(begin)

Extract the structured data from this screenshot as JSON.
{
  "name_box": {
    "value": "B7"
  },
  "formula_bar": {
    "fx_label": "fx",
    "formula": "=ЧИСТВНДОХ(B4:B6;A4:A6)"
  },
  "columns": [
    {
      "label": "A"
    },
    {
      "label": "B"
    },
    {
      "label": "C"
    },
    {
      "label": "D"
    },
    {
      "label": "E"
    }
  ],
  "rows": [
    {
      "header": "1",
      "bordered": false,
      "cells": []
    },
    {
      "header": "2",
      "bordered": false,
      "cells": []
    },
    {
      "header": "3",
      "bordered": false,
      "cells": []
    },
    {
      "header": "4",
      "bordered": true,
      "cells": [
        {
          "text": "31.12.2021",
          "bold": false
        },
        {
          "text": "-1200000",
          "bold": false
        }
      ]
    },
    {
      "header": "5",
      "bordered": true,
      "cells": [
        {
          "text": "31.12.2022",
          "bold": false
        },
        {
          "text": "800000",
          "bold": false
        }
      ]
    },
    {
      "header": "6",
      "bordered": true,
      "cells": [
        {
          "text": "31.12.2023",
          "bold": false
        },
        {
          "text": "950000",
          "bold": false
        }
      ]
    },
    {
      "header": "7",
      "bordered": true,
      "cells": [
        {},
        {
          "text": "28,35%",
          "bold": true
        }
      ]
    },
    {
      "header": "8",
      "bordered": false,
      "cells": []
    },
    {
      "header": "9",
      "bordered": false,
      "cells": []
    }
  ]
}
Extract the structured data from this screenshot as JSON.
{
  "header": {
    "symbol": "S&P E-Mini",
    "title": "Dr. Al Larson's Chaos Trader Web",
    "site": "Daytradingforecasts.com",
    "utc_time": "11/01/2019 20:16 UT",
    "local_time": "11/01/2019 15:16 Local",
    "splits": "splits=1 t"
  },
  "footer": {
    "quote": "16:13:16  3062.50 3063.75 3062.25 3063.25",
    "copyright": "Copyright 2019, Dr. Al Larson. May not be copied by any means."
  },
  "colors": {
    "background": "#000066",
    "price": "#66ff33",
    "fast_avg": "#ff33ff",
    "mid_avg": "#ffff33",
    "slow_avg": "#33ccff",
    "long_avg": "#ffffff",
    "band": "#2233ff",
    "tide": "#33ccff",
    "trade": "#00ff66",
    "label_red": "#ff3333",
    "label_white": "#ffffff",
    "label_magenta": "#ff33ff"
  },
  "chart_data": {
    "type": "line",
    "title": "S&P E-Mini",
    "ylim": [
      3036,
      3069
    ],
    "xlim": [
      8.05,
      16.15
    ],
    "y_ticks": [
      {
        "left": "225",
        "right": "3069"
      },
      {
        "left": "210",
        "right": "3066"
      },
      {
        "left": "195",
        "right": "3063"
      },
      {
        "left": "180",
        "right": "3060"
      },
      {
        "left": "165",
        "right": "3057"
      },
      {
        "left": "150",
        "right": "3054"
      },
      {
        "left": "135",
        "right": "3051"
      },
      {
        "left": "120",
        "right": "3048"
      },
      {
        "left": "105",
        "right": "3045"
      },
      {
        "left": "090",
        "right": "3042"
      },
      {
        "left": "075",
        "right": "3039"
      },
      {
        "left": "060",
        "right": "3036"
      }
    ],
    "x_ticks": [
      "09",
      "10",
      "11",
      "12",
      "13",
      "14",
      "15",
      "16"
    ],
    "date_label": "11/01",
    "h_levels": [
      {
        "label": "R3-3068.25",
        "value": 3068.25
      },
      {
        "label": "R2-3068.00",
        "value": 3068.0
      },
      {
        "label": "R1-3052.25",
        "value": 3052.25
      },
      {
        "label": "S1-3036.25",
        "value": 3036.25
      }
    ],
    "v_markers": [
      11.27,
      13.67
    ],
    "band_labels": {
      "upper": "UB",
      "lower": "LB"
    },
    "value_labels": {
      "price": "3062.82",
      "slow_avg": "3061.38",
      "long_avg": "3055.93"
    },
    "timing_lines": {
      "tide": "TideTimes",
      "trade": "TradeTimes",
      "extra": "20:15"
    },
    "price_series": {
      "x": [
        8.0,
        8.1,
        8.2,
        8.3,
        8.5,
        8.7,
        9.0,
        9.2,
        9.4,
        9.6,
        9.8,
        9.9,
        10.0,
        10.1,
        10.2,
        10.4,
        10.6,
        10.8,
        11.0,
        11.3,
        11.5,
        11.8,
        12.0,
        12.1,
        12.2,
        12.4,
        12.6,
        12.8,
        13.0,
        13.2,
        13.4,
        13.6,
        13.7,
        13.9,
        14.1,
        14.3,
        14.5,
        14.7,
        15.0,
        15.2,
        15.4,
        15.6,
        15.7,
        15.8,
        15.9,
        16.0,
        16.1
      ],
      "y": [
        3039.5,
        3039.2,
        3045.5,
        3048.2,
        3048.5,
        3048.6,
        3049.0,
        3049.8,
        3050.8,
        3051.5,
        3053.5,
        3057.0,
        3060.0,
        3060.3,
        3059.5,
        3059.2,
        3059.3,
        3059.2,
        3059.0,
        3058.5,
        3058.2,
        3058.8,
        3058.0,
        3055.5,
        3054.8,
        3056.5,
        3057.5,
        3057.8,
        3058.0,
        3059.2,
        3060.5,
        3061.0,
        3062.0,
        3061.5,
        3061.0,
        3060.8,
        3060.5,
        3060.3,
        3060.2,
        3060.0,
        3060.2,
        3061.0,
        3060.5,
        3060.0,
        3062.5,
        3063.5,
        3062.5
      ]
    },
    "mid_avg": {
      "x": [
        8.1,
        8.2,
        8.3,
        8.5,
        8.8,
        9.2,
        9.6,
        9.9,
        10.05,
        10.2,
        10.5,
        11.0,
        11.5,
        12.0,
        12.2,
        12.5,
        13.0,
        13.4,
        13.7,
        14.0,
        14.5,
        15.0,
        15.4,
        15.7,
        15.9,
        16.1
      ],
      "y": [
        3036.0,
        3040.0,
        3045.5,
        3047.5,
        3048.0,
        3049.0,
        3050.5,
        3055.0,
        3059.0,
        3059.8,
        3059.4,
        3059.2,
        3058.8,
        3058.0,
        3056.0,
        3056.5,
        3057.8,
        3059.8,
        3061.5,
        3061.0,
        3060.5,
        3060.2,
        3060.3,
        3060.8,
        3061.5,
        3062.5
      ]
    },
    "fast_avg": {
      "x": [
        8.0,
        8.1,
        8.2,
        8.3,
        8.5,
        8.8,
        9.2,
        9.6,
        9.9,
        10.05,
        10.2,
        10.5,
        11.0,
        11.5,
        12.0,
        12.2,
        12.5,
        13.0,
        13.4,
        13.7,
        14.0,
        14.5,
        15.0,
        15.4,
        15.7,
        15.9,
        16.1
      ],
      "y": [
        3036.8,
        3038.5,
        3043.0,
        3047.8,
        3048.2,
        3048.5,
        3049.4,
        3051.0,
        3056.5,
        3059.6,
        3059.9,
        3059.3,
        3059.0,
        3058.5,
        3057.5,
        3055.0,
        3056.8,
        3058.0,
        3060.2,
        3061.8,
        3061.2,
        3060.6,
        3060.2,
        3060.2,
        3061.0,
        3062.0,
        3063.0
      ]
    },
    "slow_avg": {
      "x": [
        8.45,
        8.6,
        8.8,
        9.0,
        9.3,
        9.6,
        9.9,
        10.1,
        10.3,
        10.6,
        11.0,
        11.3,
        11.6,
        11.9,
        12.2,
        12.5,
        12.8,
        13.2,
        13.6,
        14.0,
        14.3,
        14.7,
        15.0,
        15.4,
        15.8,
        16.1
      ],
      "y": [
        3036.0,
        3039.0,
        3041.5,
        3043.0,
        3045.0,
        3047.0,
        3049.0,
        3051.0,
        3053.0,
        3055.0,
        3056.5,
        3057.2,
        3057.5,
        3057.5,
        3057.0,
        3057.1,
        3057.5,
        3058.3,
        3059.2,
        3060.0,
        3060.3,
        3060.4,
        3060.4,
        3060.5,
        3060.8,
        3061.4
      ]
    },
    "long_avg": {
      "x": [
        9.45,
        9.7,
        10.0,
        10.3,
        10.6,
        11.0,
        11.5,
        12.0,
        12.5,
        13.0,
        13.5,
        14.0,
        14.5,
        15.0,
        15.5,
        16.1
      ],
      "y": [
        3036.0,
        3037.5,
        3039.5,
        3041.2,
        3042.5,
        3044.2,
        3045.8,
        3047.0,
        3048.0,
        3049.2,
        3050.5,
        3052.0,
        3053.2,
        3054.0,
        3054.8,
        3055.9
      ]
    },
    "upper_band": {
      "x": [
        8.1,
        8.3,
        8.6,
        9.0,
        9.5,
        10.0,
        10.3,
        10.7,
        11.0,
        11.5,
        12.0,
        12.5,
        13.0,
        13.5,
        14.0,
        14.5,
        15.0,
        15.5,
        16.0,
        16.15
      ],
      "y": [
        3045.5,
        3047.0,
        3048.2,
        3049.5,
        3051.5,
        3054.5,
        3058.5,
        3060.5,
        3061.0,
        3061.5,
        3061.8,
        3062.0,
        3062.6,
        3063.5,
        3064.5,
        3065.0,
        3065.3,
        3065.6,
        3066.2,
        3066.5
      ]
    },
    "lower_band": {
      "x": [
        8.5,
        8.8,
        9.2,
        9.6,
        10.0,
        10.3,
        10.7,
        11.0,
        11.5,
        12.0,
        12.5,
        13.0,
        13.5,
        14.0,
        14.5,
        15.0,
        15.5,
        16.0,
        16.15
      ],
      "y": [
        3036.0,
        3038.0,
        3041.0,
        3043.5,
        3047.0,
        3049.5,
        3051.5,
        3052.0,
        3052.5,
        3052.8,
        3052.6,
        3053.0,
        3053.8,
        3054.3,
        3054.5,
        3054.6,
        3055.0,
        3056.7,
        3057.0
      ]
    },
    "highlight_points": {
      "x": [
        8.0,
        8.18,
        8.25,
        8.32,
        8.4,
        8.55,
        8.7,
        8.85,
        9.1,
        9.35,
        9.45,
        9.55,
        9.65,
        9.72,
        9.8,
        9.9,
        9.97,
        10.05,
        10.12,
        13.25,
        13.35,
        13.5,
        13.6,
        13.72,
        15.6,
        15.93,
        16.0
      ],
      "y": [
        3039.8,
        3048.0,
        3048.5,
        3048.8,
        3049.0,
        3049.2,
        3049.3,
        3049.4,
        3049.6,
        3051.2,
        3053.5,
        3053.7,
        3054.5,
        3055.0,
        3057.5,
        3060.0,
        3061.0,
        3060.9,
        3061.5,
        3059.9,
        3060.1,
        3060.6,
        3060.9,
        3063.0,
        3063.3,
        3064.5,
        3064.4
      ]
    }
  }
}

(end)

> _Stated problem_
Go through the listing above and locate each line that holds the word "left". Copy those lines.

> _Complete output_
        "left": "225",
        "left": "210",
        "left": "195",
        "left": "180",
        "left": "165",
        "left": "150",
        "left": "135",
        "left": "120",
        "left": "105",
        "left": "090",
        "left": "075",
        "left": "060",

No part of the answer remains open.